***** Rows *****

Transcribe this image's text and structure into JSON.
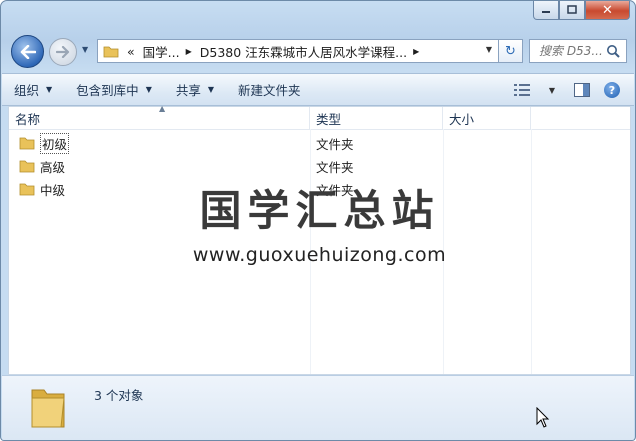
{
  "window": {
    "caption": {
      "minimize": "▭",
      "maximize": "□",
      "close": "✕"
    }
  },
  "nav": {
    "back_glyph": "⬅",
    "forward_glyph": "➡",
    "breadcrumb_root": "«",
    "breadcrumb_1": "国学...",
    "breadcrumb_2": "D5380 汪东霖城市人居风水学课程...",
    "search_placeholder": "搜索 D53...",
    "refresh_glyph": "↻"
  },
  "toolbar": {
    "organize": "组织",
    "include_in_library": "包含到库中",
    "share": "共享",
    "new_folder": "新建文件夹"
  },
  "columns": {
    "name": "名称",
    "type": "类型",
    "size": "大小"
  },
  "files": [
    {
      "name": "初级",
      "type": "文件夹",
      "size": ""
    },
    {
      "name": "高级",
      "type": "文件夹",
      "size": ""
    },
    {
      "name": "中级",
      "type": "文件夹",
      "size": ""
    }
  ],
  "watermark": {
    "title": "国学汇总站",
    "url": "www.guoxuehuizong.com"
  },
  "status": {
    "count_text": "3 个对象"
  },
  "colors": {
    "accent": "#3069b8",
    "folder": "#e9c25a"
  }
}
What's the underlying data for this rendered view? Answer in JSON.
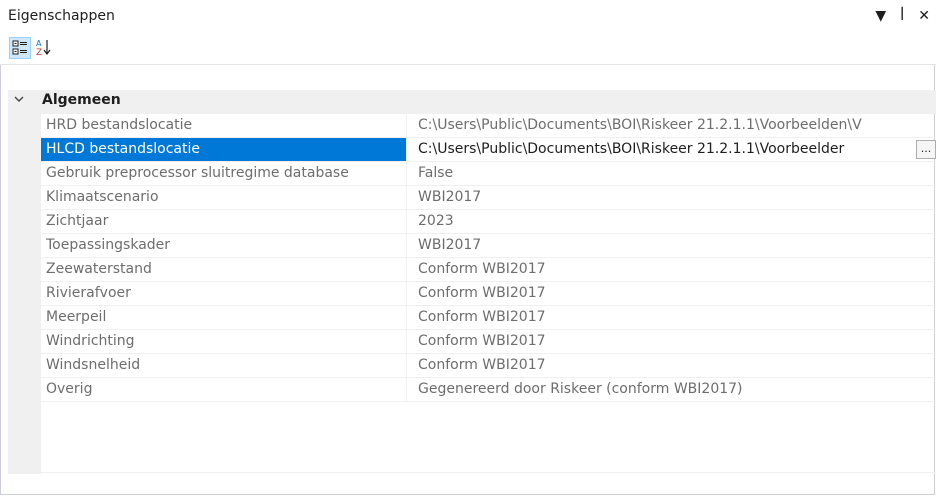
{
  "window": {
    "title": "Eigenschappen",
    "controls": [
      "▼",
      "ꟾ",
      "✕"
    ]
  },
  "toolbar": {
    "buttons": [
      {
        "icon": "categorized-icon"
      },
      {
        "icon": "sort-az-icon"
      }
    ]
  },
  "category": {
    "label": "Algemeen",
    "expanded": true
  },
  "properties": [
    {
      "name": "HRD bestandslocatie",
      "value": "C:\\Users\\Public\\Documents\\BOI\\Riskeer 21.2.1.1\\Voorbeelden\\V"
    },
    {
      "name": "HLCD bestandslocatie",
      "value": "C:\\Users\\Public\\Documents\\BOI\\Riskeer 21.2.1.1\\Voorbeelder",
      "selected": true,
      "button": "..."
    },
    {
      "name": "Gebruik preprocessor sluitregime database",
      "value": "False"
    },
    {
      "name": "Klimaatscenario",
      "value": "WBI2017"
    },
    {
      "name": "Zichtjaar",
      "value": "2023"
    },
    {
      "name": "Toepassingskader",
      "value": "WBI2017"
    },
    {
      "name": "Zeewaterstand",
      "value": "Conform WBI2017"
    },
    {
      "name": "Rivierafvoer",
      "value": "Conform WBI2017"
    },
    {
      "name": "Meerpeil",
      "value": "Conform WBI2017"
    },
    {
      "name": "Windrichting",
      "value": "Conform WBI2017"
    },
    {
      "name": "Windsnelheid",
      "value": "Conform WBI2017"
    },
    {
      "name": "Overig",
      "value": "Gegenereerd door Riskeer (conform WBI2017)"
    }
  ],
  "colors": {
    "selection": "#0078d7",
    "gutter": "#f0f0f0",
    "category_bg": "#f0f0f0"
  }
}
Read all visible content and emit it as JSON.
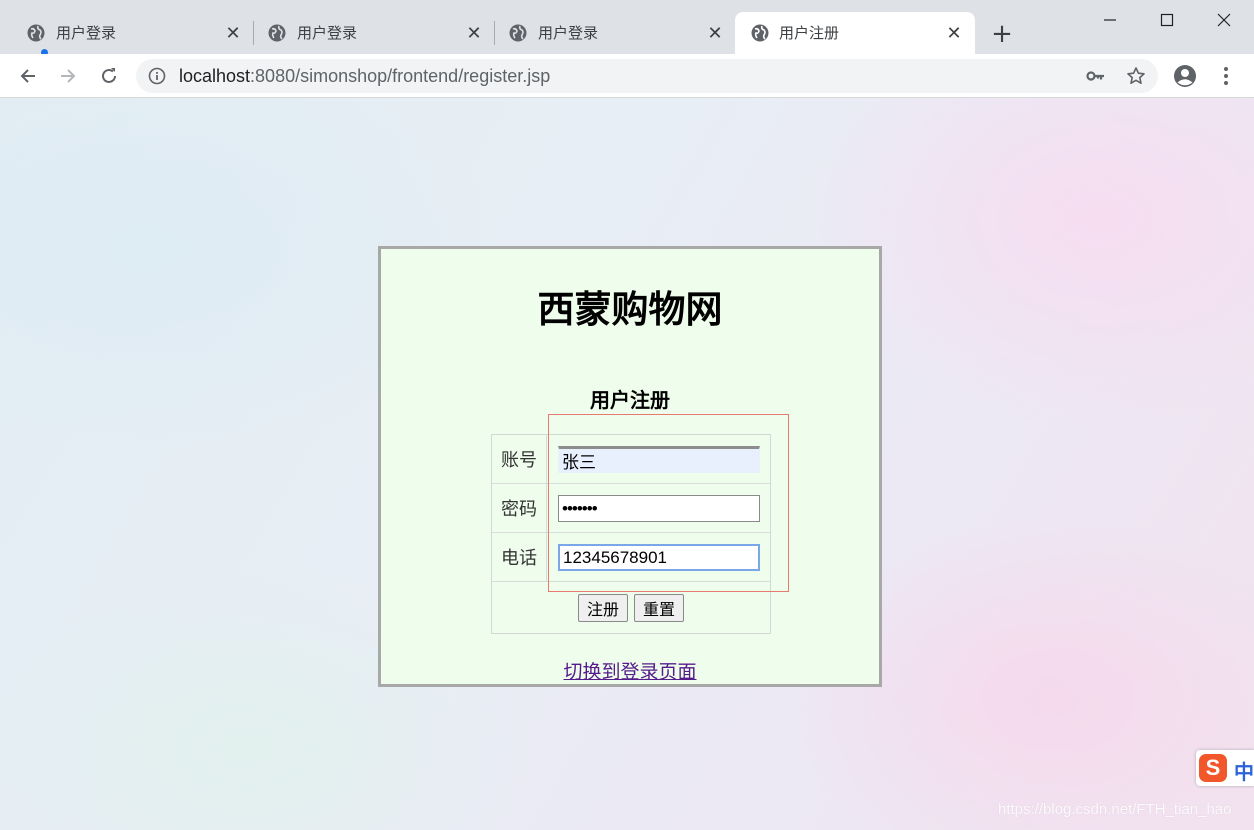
{
  "browser": {
    "tabs": [
      {
        "title": "用户登录",
        "active": false,
        "close": "✕"
      },
      {
        "title": "用户登录",
        "active": false,
        "close": "✕"
      },
      {
        "title": "用户登录",
        "active": false,
        "close": "✕"
      },
      {
        "title": "用户注册",
        "active": true,
        "close": "✕"
      }
    ],
    "new_tab": "+",
    "url_host": "localhost",
    "url_rest": ":8080/simonshop/frontend/register.jsp"
  },
  "page": {
    "site_title": "西蒙购物网",
    "form_title": "用户注册",
    "fields": [
      {
        "label": "账号",
        "value": "张三",
        "type": "text"
      },
      {
        "label": "密码",
        "value": "•••••••",
        "type": "password"
      },
      {
        "label": "电话",
        "value": "12345678901",
        "type": "text"
      }
    ],
    "submit_label": "注册",
    "reset_label": "重置",
    "switch_link": "切换到登录页面"
  },
  "ime": {
    "logo": "S",
    "mode": "中"
  },
  "watermark": "https://blog.csdn.net/FTH_tian_hao",
  "colors": {
    "tab_strip": "#dee1e6",
    "panel_bg": "#effeec",
    "panel_border": "#a8a8a8",
    "link_visited": "#551a8b",
    "highlight_box": "#e8796f",
    "ime_logo": "#f2562b"
  }
}
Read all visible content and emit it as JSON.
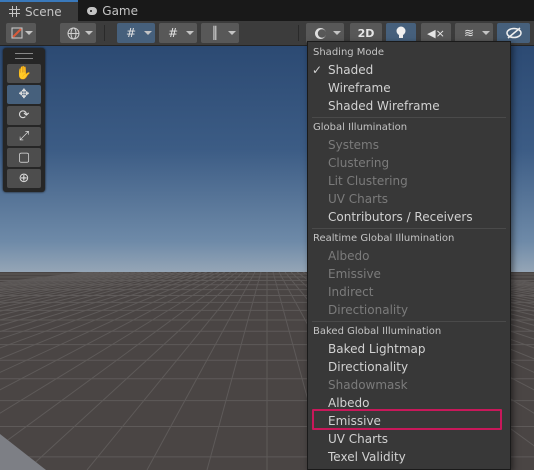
{
  "tabs": [
    {
      "label": "Scene",
      "icon": "grid-icon",
      "active": true
    },
    {
      "label": "Game",
      "icon": "gamepad-icon",
      "active": false
    }
  ],
  "toolbar": {
    "mode_2d_label": "2D"
  },
  "tools": [
    "hand-tool",
    "move-tool",
    "rotate-tool",
    "scale-tool",
    "rect-tool",
    "transform-tool"
  ],
  "menu": {
    "sections": [
      {
        "header": "Shading Mode",
        "items": [
          {
            "label": "Shaded",
            "checked": true,
            "disabled": false
          },
          {
            "label": "Wireframe",
            "disabled": false
          },
          {
            "label": "Shaded Wireframe",
            "disabled": false
          }
        ]
      },
      {
        "header": "Global Illumination",
        "items": [
          {
            "label": "Systems",
            "disabled": true
          },
          {
            "label": "Clustering",
            "disabled": true
          },
          {
            "label": "Lit Clustering",
            "disabled": true
          },
          {
            "label": "UV Charts",
            "disabled": true
          },
          {
            "label": "Contributors / Receivers",
            "disabled": false
          }
        ]
      },
      {
        "header": "Realtime Global Illumination",
        "items": [
          {
            "label": "Albedo",
            "disabled": true
          },
          {
            "label": "Emissive",
            "disabled": true
          },
          {
            "label": "Indirect",
            "disabled": true
          },
          {
            "label": "Directionality",
            "disabled": true
          }
        ]
      },
      {
        "header": "Baked Global Illumination",
        "items": [
          {
            "label": "Baked Lightmap",
            "disabled": false
          },
          {
            "label": "Directionality",
            "disabled": false
          },
          {
            "label": "Shadowmask",
            "disabled": true
          },
          {
            "label": "Albedo",
            "disabled": false
          },
          {
            "label": "Emissive",
            "disabled": false,
            "highlighted": true
          },
          {
            "label": "UV Charts",
            "disabled": false
          },
          {
            "label": "Texel Validity",
            "disabled": false
          }
        ]
      }
    ]
  },
  "colors": {
    "highlight_border": "#c8185a",
    "active_accent": "#46607c",
    "tab_accent": "#3a79bb"
  }
}
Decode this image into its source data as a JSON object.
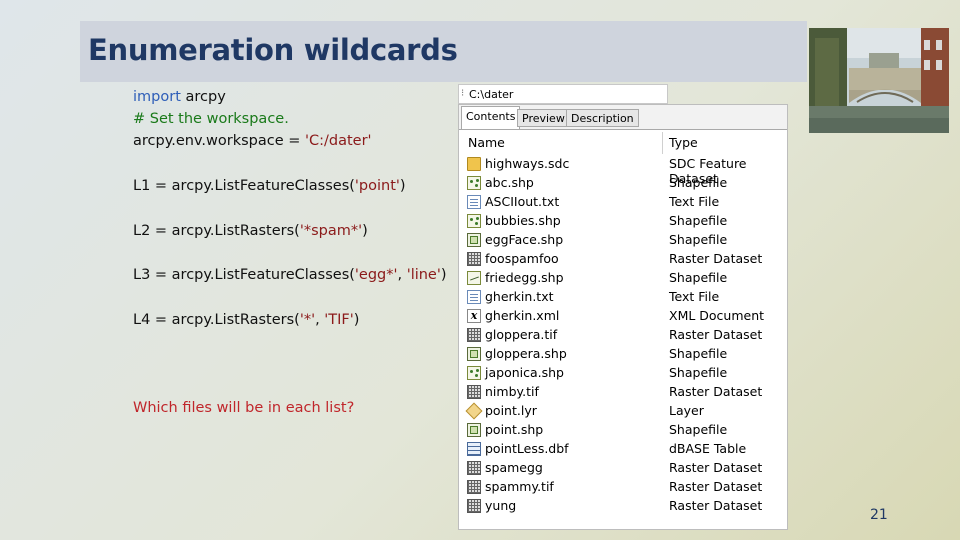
{
  "slide": {
    "title": "Enumeration wildcards",
    "page_number": "21"
  },
  "code": {
    "line1_kw": "import",
    "line1_rest": " arcpy",
    "line2_comment": "# Set the workspace.",
    "line3_prefix": "arcpy.env.workspace = ",
    "line3_str": "'C:/dater'",
    "l1_prefix": "L1 = arcpy.ListFeatureClasses(",
    "l1_str": "'point'",
    "l1_suffix": ")",
    "l2_prefix": "L2 = arcpy.ListRasters(",
    "l2_str": "'*spam*'",
    "l2_suffix": ")",
    "l3_prefix": "L3 = arcpy.ListFeatureClasses(",
    "l3_str1": "'egg*'",
    "l3_mid": ", ",
    "l3_str2": "'line'",
    "l3_suffix": ")",
    "l4_prefix": "L4 = arcpy.ListRasters(",
    "l4_str1": "'*'",
    "l4_mid": ", ",
    "l4_str2": "'TIF'",
    "l4_suffix": ")",
    "question": "Which files will be in each list?"
  },
  "catalog": {
    "address": "C:\\dater",
    "tabs": [
      "Contents",
      "Preview",
      "Description"
    ],
    "columns": {
      "name": "Name",
      "type": "Type"
    },
    "rows": [
      {
        "name": "highways.sdc",
        "type": "SDC Feature Dataset",
        "icon": "folder-icon"
      },
      {
        "name": "abc.shp",
        "type": "Shapefile",
        "icon": "point-shapefile-icon"
      },
      {
        "name": "ASCIIout.txt",
        "type": "Text File",
        "icon": "text-file-icon"
      },
      {
        "name": "bubbies.shp",
        "type": "Shapefile",
        "icon": "point-shapefile-icon"
      },
      {
        "name": "eggFace.shp",
        "type": "Shapefile",
        "icon": "polygon-shapefile-icon"
      },
      {
        "name": "foospamfoo",
        "type": "Raster Dataset",
        "icon": "raster-icon"
      },
      {
        "name": "friedegg.shp",
        "type": "Shapefile",
        "icon": "line-shapefile-icon"
      },
      {
        "name": "gherkin.txt",
        "type": "Text File",
        "icon": "text-file-icon"
      },
      {
        "name": "gherkin.xml",
        "type": "XML Document",
        "icon": "xml-icon"
      },
      {
        "name": "gloppera.tif",
        "type": "Raster Dataset",
        "icon": "raster-icon"
      },
      {
        "name": "gloppera.shp",
        "type": "Shapefile",
        "icon": "polygon-shapefile-icon"
      },
      {
        "name": "japonica.shp",
        "type": "Shapefile",
        "icon": "point-shapefile-icon"
      },
      {
        "name": "nimby.tif",
        "type": "Raster Dataset",
        "icon": "raster-icon"
      },
      {
        "name": "point.lyr",
        "type": "Layer",
        "icon": "layer-icon"
      },
      {
        "name": "point.shp",
        "type": "Shapefile",
        "icon": "polygon-shapefile-icon"
      },
      {
        "name": "pointLess.dbf",
        "type": "dBASE Table",
        "icon": "table-icon"
      },
      {
        "name": "spamegg",
        "type": "Raster Dataset",
        "icon": "raster-icon"
      },
      {
        "name": "spammy.tif",
        "type": "Raster Dataset",
        "icon": "raster-icon"
      },
      {
        "name": "yung",
        "type": "Raster Dataset",
        "icon": "raster-icon"
      }
    ]
  },
  "colors": {
    "title": "#1f3864",
    "keyword": "#2e5eb8",
    "comment": "#1a7a1a",
    "string": "#8b1a1a",
    "question": "#c0262b"
  },
  "photo": {
    "icon": "bridge-photo-icon"
  }
}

*****

* [Stated goal] Isolate the lines above that contain the word "watermark" and copy them.

* [Result of this task]
  "watermark": {
  "watermark": "https://blog.csdn.net/FTH_tian_hao",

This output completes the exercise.